▶ _Instructions for the task_
Rewrite the data below, changing every "zone-label" to "region-label" and leaving everything else the same.
═════ Input material
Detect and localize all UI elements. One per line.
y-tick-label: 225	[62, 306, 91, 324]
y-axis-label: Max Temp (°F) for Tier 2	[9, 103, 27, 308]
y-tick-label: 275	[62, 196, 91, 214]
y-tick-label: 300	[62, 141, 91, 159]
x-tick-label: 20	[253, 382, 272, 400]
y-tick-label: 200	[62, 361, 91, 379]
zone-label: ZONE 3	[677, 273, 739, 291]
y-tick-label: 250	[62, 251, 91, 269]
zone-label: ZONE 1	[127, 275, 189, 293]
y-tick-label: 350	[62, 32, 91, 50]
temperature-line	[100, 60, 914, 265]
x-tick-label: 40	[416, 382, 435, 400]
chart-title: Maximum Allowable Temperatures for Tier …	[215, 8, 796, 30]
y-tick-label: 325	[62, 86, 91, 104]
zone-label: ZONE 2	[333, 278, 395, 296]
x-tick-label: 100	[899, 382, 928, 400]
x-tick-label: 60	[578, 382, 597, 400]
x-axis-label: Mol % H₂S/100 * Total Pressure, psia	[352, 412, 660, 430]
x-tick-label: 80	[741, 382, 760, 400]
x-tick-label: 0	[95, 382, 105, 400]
══════════
▶ _Solved problem_
Detect and localize all UI elements. One per line.
y-tick-label: 225	[62, 306, 91, 324]
y-axis-label: Max Temp (°F) for Tier 2	[9, 103, 27, 308]
y-tick-label: 275	[62, 196, 91, 214]
y-tick-label: 300	[62, 141, 91, 159]
x-tick-label: 20	[253, 382, 272, 400]
y-tick-label: 200	[62, 361, 91, 379]
region-label: ZONE 3	[677, 273, 739, 291]
y-tick-label: 250	[62, 251, 91, 269]
region-label: ZONE 1	[127, 275, 189, 293]
y-tick-label: 350	[62, 32, 91, 50]
temperature-line	[100, 60, 914, 265]
x-tick-label: 40	[416, 382, 435, 400]
chart-title: Maximum Allowable Temperatures for Tier …	[215, 8, 796, 30]
y-tick-label: 325	[62, 86, 91, 104]
region-label: ZONE 2	[333, 278, 395, 296]
x-tick-label: 100	[899, 382, 928, 400]
x-tick-label: 60	[578, 382, 597, 400]
x-axis-label: Mol % H₂S/100 * Total Pressure, psia	[352, 412, 660, 430]
x-tick-label: 80	[741, 382, 760, 400]
x-tick-label: 0	[95, 382, 105, 400]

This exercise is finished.